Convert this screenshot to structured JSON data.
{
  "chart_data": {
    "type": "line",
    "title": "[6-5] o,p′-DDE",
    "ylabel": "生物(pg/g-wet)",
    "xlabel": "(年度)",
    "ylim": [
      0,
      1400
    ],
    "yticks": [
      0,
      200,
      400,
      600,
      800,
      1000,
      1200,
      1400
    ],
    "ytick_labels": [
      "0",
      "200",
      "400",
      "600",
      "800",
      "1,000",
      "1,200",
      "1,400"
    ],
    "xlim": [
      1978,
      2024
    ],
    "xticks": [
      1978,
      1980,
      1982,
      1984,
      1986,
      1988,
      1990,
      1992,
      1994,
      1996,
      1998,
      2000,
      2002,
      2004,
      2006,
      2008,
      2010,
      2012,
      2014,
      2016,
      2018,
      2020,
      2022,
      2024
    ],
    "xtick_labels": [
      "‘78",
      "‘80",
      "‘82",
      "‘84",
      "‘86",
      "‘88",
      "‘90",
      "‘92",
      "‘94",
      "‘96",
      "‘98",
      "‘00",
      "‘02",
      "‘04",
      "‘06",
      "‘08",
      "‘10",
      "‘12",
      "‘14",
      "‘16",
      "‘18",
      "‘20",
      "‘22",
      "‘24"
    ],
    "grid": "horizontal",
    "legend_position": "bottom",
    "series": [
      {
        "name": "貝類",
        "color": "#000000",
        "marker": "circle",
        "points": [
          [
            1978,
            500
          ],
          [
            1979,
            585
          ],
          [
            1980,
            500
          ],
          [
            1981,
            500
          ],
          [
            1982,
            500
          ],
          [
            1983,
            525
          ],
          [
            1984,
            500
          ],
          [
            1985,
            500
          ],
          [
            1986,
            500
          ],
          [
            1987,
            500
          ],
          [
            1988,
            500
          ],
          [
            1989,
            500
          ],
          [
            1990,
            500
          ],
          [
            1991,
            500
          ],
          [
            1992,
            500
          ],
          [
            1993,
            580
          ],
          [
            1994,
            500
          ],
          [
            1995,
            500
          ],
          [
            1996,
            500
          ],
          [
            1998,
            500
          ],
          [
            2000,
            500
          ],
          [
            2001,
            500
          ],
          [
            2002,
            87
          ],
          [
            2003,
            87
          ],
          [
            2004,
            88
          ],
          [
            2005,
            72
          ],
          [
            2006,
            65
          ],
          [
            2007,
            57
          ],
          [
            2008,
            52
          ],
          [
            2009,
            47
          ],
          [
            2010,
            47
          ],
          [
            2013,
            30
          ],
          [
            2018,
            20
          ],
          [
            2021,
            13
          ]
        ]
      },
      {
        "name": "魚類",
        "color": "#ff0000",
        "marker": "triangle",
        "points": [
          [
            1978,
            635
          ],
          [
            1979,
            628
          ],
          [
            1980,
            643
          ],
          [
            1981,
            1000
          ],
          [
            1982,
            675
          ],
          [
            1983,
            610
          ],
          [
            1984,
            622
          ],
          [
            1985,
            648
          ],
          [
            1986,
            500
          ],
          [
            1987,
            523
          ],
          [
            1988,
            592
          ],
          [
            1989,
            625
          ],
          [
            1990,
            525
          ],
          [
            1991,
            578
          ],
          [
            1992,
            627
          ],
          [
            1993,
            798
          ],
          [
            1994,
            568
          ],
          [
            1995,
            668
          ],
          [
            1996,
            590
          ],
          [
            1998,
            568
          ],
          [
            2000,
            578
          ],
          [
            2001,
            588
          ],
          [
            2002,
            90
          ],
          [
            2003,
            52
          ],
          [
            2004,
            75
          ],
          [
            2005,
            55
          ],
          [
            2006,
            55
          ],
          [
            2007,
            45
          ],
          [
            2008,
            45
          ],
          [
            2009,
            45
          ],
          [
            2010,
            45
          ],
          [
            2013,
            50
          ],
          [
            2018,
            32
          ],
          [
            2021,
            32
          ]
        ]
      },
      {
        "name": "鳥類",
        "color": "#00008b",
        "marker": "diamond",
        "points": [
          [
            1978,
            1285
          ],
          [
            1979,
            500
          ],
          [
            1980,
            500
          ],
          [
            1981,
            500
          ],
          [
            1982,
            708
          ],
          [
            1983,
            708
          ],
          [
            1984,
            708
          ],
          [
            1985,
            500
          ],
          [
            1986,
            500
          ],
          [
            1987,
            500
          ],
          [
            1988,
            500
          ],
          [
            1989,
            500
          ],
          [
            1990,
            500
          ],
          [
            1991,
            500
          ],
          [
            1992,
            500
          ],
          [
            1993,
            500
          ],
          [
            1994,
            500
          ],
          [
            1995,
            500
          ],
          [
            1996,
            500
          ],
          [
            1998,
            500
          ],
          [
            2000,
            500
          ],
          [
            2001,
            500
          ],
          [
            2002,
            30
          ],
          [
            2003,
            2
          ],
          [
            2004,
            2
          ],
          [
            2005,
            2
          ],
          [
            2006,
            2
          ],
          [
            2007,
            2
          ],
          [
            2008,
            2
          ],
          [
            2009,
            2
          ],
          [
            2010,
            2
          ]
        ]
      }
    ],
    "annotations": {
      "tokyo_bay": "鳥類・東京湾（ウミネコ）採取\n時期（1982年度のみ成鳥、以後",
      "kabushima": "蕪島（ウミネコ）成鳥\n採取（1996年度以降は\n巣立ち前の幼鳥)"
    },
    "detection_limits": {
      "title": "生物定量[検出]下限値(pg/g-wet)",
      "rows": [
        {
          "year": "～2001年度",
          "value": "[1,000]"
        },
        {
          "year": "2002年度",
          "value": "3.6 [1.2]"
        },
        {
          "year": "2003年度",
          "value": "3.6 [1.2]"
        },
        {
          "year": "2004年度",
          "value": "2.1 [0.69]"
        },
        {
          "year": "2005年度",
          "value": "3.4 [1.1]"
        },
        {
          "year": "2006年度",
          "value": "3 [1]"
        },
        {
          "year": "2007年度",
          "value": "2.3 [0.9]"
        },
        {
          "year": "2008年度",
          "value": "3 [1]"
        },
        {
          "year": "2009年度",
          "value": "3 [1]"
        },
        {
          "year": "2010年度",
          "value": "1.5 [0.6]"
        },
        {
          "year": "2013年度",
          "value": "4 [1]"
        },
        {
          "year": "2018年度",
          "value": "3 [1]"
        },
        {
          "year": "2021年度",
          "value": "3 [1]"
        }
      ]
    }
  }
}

-*-

## WHAT THE TASK ASKS
Reproduce the material precisely, including every line.

## TASK SOLUTION
Convert this screenshot to structured JSON data.
{
  "chart_data": {
    "type": "line",
    "title": "[6-5] o,p′-DDE",
    "ylabel": "生物(pg/g-wet)",
    "xlabel": "(年度)",
    "ylim": [
      0,
      1400
    ],
    "yticks": [
      0,
      200,
      400,
      600,
      800,
      1000,
      1200,
      1400
    ],
    "ytick_labels": [
      "0",
      "200",
      "400",
      "600",
      "800",
      "1,000",
      "1,200",
      "1,400"
    ],
    "xlim": [
      1978,
      2024
    ],
    "xticks": [
      1978,
      1980,
      1982,
      1984,
      1986,
      1988,
      1990,
      1992,
      1994,
      1996,
      1998,
      2000,
      2002,
      2004,
      2006,
      2008,
      2010,
      2012,
      2014,
      2016,
      2018,
      2020,
      2022,
      2024
    ],
    "xtick_labels": [
      "‘78",
      "‘80",
      "‘82",
      "‘84",
      "‘86",
      "‘88",
      "‘90",
      "‘92",
      "‘94",
      "‘96",
      "‘98",
      "‘00",
      "‘02",
      "‘04",
      "‘06",
      "‘08",
      "‘10",
      "‘12",
      "‘14",
      "‘16",
      "‘18",
      "‘20",
      "‘22",
      "‘24"
    ],
    "grid": "horizontal",
    "legend_position": "bottom",
    "series": [
      {
        "name": "貝類",
        "color": "#000000",
        "marker": "circle",
        "points": [
          [
            1978,
            500
          ],
          [
            1979,
            585
          ],
          [
            1980,
            500
          ],
          [
            1981,
            500
          ],
          [
            1982,
            500
          ],
          [
            1983,
            525
          ],
          [
            1984,
            500
          ],
          [
            1985,
            500
          ],
          [
            1986,
            500
          ],
          [
            1987,
            500
          ],
          [
            1988,
            500
          ],
          [
            1989,
            500
          ],
          [
            1990,
            500
          ],
          [
            1991,
            500
          ],
          [
            1992,
            500
          ],
          [
            1993,
            580
          ],
          [
            1994,
            500
          ],
          [
            1995,
            500
          ],
          [
            1996,
            500
          ],
          [
            1998,
            500
          ],
          [
            2000,
            500
          ],
          [
            2001,
            500
          ],
          [
            2002,
            87
          ],
          [
            2003,
            87
          ],
          [
            2004,
            88
          ],
          [
            2005,
            72
          ],
          [
            2006,
            65
          ],
          [
            2007,
            57
          ],
          [
            2008,
            52
          ],
          [
            2009,
            47
          ],
          [
            2010,
            47
          ],
          [
            2013,
            30
          ],
          [
            2018,
            20
          ],
          [
            2021,
            13
          ]
        ]
      },
      {
        "name": "魚類",
        "color": "#ff0000",
        "marker": "triangle",
        "points": [
          [
            1978,
            635
          ],
          [
            1979,
            628
          ],
          [
            1980,
            643
          ],
          [
            1981,
            1000
          ],
          [
            1982,
            675
          ],
          [
            1983,
            610
          ],
          [
            1984,
            622
          ],
          [
            1985,
            648
          ],
          [
            1986,
            500
          ],
          [
            1987,
            523
          ],
          [
            1988,
            592
          ],
          [
            1989,
            625
          ],
          [
            1990,
            525
          ],
          [
            1991,
            578
          ],
          [
            1992,
            627
          ],
          [
            1993,
            798
          ],
          [
            1994,
            568
          ],
          [
            1995,
            668
          ],
          [
            1996,
            590
          ],
          [
            1998,
            568
          ],
          [
            2000,
            578
          ],
          [
            2001,
            588
          ],
          [
            2002,
            90
          ],
          [
            2003,
            52
          ],
          [
            2004,
            75
          ],
          [
            2005,
            55
          ],
          [
            2006,
            55
          ],
          [
            2007,
            45
          ],
          [
            2008,
            45
          ],
          [
            2009,
            45
          ],
          [
            2010,
            45
          ],
          [
            2013,
            50
          ],
          [
            2018,
            32
          ],
          [
            2021,
            32
          ]
        ]
      },
      {
        "name": "鳥類",
        "color": "#00008b",
        "marker": "diamond",
        "points": [
          [
            1978,
            1285
          ],
          [
            1979,
            500
          ],
          [
            1980,
            500
          ],
          [
            1981,
            500
          ],
          [
            1982,
            708
          ],
          [
            1983,
            708
          ],
          [
            1984,
            708
          ],
          [
            1985,
            500
          ],
          [
            1986,
            500
          ],
          [
            1987,
            500
          ],
          [
            1988,
            500
          ],
          [
            1989,
            500
          ],
          [
            1990,
            500
          ],
          [
            1991,
            500
          ],
          [
            1992,
            500
          ],
          [
            1993,
            500
          ],
          [
            1994,
            500
          ],
          [
            1995,
            500
          ],
          [
            1996,
            500
          ],
          [
            1998,
            500
          ],
          [
            2000,
            500
          ],
          [
            2001,
            500
          ],
          [
            2002,
            30
          ],
          [
            2003,
            2
          ],
          [
            2004,
            2
          ],
          [
            2005,
            2
          ],
          [
            2006,
            2
          ],
          [
            2007,
            2
          ],
          [
            2008,
            2
          ],
          [
            2009,
            2
          ],
          [
            2010,
            2
          ]
        ]
      }
    ],
    "annotations": {
      "tokyo_bay": "鳥類・東京湾（ウミネコ）採取\n時期（1982年度のみ成鳥、以後",
      "kabushima": "蕪島（ウミネコ）成鳥\n採取（1996年度以降は\n巣立ち前の幼鳥)"
    },
    "detection_limits": {
      "title": "生物定量[検出]下限値(pg/g-wet)",
      "rows": [
        {
          "year": "～2001年度",
          "value": "[1,000]"
        },
        {
          "year": "2002年度",
          "value": "3.6 [1.2]"
        },
        {
          "year": "2003年度",
          "value": "3.6 [1.2]"
        },
        {
          "year": "2004年度",
          "value": "2.1 [0.69]"
        },
        {
          "year": "2005年度",
          "value": "3.4 [1.1]"
        },
        {
          "year": "2006年度",
          "value": "3 [1]"
        },
        {
          "year": "2007年度",
          "value": "2.3 [0.9]"
        },
        {
          "year": "2008年度",
          "value": "3 [1]"
        },
        {
          "year": "2009年度",
          "value": "3 [1]"
        },
        {
          "year": "2010年度",
          "value": "1.5 [0.6]"
        },
        {
          "year": "2013年度",
          "value": "4 [1]"
        },
        {
          "year": "2018年度",
          "value": "3 [1]"
        },
        {
          "year": "2021年度",
          "value": "3 [1]"
        }
      ]
    }
  }
}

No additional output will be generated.